Task description:
Write out all the material exactly. Leave nothing out.

Material:
··········

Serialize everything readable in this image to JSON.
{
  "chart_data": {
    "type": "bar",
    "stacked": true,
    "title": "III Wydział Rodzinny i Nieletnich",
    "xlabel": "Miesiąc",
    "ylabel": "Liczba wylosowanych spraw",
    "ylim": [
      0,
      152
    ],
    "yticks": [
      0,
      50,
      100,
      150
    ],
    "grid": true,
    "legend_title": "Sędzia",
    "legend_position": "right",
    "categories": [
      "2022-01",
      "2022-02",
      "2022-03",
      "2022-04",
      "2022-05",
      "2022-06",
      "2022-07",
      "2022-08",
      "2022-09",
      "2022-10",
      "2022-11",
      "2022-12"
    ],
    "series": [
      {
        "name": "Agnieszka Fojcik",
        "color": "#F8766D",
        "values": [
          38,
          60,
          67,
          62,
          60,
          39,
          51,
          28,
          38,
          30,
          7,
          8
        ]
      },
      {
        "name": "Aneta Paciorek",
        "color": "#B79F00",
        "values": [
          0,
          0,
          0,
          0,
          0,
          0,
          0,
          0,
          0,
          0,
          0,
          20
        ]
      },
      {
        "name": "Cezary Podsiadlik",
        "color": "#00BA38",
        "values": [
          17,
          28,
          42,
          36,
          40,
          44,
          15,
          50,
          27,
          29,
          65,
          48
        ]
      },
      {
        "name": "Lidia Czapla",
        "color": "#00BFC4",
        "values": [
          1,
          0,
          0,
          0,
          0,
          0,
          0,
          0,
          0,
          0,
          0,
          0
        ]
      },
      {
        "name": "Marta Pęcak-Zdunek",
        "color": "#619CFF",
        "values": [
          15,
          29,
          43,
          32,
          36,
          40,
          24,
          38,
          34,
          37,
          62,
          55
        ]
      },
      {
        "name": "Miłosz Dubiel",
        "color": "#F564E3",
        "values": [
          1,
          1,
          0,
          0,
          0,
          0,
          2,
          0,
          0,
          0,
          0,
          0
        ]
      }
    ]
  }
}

··········

Output below:
Serialize everything readable in this image to JSON.
{
  "chart_data": {
    "type": "bar",
    "stacked": true,
    "title": "III Wydział Rodzinny i Nieletnich",
    "xlabel": "Miesiąc",
    "ylabel": "Liczba wylosowanych spraw",
    "ylim": [
      0,
      152
    ],
    "yticks": [
      0,
      50,
      100,
      150
    ],
    "grid": true,
    "legend_title": "Sędzia",
    "legend_position": "right",
    "categories": [
      "2022-01",
      "2022-02",
      "2022-03",
      "2022-04",
      "2022-05",
      "2022-06",
      "2022-07",
      "2022-08",
      "2022-09",
      "2022-10",
      "2022-11",
      "2022-12"
    ],
    "series": [
      {
        "name": "Agnieszka Fojcik",
        "color": "#F8766D",
        "values": [
          38,
          60,
          67,
          62,
          60,
          39,
          51,
          28,
          38,
          30,
          7,
          8
        ]
      },
      {
        "name": "Aneta Paciorek",
        "color": "#B79F00",
        "values": [
          0,
          0,
          0,
          0,
          0,
          0,
          0,
          0,
          0,
          0,
          0,
          20
        ]
      },
      {
        "name": "Cezary Podsiadlik",
        "color": "#00BA38",
        "values": [
          17,
          28,
          42,
          36,
          40,
          44,
          15,
          50,
          27,
          29,
          65,
          48
        ]
      },
      {
        "name": "Lidia Czapla",
        "color": "#00BFC4",
        "values": [
          1,
          0,
          0,
          0,
          0,
          0,
          0,
          0,
          0,
          0,
          0,
          0
        ]
      },
      {
        "name": "Marta Pęcak-Zdunek",
        "color": "#619CFF",
        "values": [
          15,
          29,
          43,
          32,
          36,
          40,
          24,
          38,
          34,
          37,
          62,
          55
        ]
      },
      {
        "name": "Miłosz Dubiel",
        "color": "#F564E3",
        "values": [
          1,
          1,
          0,
          0,
          0,
          0,
          2,
          0,
          0,
          0,
          0,
          0
        ]
      }
    ]
  }
}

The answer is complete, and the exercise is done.